--- Begin Entries supplied ---

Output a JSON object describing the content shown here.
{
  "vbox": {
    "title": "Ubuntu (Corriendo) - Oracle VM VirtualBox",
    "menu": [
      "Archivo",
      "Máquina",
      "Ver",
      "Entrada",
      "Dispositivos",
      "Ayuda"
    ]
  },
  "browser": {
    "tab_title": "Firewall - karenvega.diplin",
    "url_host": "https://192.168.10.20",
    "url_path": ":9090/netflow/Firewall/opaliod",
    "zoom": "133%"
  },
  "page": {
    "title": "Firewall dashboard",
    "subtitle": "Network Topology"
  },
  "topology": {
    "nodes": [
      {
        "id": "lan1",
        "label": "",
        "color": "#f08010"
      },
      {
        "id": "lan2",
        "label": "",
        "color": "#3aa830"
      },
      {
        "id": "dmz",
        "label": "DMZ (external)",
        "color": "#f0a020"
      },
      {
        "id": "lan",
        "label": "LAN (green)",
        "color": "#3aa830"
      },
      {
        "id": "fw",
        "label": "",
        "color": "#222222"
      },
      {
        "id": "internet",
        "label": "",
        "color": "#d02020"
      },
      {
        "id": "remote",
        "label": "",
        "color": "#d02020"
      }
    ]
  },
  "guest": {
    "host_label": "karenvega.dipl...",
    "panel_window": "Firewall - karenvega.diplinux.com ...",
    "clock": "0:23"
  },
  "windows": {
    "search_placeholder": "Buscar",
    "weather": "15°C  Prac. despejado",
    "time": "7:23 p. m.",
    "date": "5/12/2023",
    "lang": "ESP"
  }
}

--- End Entries supplied ---

Prompt: Copy out the data shown above without altering anything.

Solved problem:
Output a JSON object describing the content shown here.
{
  "vbox": {
    "title": "Ubuntu (Corriendo) - Oracle VM VirtualBox",
    "menu": [
      "Archivo",
      "Máquina",
      "Ver",
      "Entrada",
      "Dispositivos",
      "Ayuda"
    ]
  },
  "browser": {
    "tab_title": "Firewall - karenvega.diplin",
    "url_host": "https://192.168.10.20",
    "url_path": ":9090/netflow/Firewall/opaliod",
    "zoom": "133%"
  },
  "page": {
    "title": "Firewall dashboard",
    "subtitle": "Network Topology"
  },
  "topology": {
    "nodes": [
      {
        "id": "lan1",
        "label": "",
        "color": "#f08010"
      },
      {
        "id": "lan2",
        "label": "",
        "color": "#3aa830"
      },
      {
        "id": "dmz",
        "label": "DMZ (external)",
        "color": "#f0a020"
      },
      {
        "id": "lan",
        "label": "LAN (green)",
        "color": "#3aa830"
      },
      {
        "id": "fw",
        "label": "",
        "color": "#222222"
      },
      {
        "id": "internet",
        "label": "",
        "color": "#d02020"
      },
      {
        "id": "remote",
        "label": "",
        "color": "#d02020"
      }
    ]
  },
  "guest": {
    "host_label": "karenvega.dipl...",
    "panel_window": "Firewall - karenvega.diplinux.com ...",
    "clock": "0:23"
  },
  "windows": {
    "search_placeholder": "Buscar",
    "weather": "15°C  Prac. despejado",
    "time": "7:23 p. m.",
    "date": "5/12/2023",
    "lang": "ESP"
  }
}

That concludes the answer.